• What is needed
Determine how many lines of the records include "YouTube", and answer with the number alone.

• Data records
(begin)

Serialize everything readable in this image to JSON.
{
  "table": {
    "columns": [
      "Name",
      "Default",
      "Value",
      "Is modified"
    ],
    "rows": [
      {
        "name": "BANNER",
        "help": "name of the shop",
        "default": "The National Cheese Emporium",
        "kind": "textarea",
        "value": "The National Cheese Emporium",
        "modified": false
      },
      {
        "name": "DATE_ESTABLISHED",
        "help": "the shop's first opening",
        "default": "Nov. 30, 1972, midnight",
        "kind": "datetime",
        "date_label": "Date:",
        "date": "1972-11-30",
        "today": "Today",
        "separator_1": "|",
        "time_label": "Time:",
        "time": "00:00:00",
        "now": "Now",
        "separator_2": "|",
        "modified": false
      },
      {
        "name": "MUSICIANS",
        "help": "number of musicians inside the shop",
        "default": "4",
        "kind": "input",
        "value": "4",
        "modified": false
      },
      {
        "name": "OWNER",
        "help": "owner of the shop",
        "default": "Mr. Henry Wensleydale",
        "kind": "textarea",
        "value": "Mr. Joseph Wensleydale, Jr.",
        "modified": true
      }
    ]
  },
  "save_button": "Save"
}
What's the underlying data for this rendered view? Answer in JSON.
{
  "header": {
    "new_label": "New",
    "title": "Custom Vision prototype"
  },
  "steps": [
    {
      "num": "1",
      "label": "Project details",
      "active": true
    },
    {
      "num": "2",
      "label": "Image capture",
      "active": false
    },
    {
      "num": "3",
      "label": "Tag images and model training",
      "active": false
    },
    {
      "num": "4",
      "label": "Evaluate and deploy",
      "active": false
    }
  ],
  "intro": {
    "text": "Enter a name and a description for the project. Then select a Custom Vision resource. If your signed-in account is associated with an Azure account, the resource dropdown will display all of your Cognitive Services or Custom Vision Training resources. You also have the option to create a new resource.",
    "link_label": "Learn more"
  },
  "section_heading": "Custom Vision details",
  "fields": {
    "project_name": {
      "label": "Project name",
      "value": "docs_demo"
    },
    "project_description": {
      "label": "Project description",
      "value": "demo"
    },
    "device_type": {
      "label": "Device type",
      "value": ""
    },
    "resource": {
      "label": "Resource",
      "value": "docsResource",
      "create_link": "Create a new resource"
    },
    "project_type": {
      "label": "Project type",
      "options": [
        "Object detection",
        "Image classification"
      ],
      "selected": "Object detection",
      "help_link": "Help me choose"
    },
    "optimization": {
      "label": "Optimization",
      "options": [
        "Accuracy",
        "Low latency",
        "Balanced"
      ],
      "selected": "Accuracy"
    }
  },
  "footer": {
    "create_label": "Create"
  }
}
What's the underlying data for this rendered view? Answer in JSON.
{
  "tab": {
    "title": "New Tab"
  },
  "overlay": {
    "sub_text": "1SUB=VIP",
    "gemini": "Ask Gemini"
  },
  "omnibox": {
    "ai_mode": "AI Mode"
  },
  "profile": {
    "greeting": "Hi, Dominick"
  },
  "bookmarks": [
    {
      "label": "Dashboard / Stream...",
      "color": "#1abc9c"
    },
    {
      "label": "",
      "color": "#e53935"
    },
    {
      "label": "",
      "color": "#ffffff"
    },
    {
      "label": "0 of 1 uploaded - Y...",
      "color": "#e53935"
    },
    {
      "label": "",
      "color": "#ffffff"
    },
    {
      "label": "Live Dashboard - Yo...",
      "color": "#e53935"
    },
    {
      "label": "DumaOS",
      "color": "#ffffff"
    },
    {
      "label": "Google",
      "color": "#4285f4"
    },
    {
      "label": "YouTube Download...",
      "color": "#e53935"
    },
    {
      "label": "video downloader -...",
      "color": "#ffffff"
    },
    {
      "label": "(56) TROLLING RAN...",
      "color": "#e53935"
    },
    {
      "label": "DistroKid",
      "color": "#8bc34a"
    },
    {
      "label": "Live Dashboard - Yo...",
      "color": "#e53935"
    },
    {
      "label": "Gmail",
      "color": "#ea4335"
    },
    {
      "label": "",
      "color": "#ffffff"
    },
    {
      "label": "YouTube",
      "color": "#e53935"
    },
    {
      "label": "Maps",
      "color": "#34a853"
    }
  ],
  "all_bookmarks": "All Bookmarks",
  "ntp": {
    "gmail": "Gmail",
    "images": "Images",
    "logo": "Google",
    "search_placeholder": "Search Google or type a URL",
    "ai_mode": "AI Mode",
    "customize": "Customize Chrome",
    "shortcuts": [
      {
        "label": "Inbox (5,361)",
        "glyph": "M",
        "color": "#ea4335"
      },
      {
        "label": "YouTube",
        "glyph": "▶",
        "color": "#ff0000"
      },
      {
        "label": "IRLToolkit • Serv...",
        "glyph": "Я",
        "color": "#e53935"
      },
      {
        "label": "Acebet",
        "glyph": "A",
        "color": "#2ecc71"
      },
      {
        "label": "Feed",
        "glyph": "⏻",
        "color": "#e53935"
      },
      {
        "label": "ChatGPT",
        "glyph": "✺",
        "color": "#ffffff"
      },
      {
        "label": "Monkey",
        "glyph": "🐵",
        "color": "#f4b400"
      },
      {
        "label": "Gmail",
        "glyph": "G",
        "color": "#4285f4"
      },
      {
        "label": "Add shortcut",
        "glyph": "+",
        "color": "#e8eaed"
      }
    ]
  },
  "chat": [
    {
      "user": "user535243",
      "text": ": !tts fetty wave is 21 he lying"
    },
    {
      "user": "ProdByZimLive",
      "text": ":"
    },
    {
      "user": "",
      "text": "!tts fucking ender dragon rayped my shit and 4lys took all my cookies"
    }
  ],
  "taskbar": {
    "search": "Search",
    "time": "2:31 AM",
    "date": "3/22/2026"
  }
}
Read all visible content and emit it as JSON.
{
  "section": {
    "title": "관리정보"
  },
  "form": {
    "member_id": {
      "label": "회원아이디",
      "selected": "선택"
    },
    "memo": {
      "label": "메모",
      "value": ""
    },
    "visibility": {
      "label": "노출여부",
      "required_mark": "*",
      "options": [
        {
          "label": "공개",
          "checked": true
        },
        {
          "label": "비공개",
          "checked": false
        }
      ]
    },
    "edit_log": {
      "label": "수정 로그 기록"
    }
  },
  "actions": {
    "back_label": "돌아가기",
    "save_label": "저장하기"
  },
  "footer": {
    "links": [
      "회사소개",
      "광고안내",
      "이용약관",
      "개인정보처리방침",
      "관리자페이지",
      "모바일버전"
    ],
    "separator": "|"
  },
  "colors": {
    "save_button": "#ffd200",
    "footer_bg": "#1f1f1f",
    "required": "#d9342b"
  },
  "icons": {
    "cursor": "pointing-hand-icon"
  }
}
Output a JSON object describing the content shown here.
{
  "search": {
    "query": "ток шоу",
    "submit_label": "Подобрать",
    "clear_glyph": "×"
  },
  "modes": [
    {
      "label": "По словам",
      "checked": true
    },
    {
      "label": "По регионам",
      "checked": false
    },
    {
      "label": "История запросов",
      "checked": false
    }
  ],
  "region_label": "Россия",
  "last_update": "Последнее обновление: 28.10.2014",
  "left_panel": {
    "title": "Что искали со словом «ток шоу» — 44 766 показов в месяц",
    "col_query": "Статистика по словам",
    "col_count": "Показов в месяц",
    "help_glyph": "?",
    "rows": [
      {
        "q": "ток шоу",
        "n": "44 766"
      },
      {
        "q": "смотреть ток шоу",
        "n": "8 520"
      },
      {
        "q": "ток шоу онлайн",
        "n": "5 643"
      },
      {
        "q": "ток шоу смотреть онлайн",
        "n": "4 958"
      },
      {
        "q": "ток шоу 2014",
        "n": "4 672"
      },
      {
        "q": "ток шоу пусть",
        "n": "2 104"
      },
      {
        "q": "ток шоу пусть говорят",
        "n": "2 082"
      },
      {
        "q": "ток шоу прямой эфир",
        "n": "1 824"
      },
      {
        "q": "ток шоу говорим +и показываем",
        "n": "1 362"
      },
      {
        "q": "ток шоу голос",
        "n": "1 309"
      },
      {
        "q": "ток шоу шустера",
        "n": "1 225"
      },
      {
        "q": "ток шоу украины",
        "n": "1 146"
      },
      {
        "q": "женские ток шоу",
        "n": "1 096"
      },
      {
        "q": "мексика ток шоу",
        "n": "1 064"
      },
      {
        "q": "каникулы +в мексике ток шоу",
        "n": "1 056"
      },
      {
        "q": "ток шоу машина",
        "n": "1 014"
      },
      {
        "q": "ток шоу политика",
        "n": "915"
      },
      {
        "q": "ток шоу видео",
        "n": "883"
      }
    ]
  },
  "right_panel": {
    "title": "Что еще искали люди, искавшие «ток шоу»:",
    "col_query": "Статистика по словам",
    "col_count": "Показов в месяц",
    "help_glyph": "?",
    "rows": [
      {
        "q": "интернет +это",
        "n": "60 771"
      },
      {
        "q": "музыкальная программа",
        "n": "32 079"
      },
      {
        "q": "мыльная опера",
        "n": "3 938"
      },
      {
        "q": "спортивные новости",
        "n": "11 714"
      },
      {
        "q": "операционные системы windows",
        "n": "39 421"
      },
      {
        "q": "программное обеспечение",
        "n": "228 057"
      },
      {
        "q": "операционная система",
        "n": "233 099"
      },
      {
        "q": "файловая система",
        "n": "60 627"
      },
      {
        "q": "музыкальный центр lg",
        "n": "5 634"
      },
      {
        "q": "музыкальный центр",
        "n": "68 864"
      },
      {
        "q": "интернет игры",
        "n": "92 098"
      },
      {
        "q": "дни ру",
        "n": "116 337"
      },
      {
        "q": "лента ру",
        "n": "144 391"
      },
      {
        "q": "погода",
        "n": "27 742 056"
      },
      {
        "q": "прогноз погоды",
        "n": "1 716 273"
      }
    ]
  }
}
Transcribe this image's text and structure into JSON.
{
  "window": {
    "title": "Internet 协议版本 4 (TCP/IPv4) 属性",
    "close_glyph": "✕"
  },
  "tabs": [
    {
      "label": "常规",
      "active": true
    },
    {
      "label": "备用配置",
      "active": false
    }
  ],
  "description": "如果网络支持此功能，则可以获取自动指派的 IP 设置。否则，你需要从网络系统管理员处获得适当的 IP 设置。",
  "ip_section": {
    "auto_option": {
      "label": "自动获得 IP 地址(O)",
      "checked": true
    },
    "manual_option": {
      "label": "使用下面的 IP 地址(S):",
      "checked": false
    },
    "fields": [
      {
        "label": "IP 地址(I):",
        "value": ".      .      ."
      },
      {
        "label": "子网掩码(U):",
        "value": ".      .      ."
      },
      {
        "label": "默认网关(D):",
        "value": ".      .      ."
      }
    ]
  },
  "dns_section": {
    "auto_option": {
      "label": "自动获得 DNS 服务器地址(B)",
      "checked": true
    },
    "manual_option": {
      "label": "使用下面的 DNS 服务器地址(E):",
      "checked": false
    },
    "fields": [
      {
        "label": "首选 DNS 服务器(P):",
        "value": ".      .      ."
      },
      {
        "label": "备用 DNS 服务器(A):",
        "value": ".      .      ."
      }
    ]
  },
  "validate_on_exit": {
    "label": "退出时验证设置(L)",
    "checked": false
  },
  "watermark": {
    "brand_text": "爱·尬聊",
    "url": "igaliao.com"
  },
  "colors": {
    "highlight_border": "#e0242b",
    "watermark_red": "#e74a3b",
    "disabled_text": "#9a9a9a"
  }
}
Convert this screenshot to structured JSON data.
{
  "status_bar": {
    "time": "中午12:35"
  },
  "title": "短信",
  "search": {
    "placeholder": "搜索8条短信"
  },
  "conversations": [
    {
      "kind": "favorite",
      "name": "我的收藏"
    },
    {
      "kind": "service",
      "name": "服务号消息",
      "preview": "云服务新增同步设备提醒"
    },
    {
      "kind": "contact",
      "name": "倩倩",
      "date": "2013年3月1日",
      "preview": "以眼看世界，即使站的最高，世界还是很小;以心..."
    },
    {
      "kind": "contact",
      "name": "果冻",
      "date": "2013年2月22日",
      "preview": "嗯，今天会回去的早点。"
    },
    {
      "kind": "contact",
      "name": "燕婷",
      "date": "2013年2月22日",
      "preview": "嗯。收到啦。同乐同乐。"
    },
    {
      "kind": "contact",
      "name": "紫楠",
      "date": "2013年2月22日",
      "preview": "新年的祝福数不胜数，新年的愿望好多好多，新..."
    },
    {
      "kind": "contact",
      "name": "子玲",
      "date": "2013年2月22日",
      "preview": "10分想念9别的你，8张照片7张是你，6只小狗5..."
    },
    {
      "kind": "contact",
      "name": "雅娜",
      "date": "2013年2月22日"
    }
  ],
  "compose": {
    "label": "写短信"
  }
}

(end)

• Full solution
3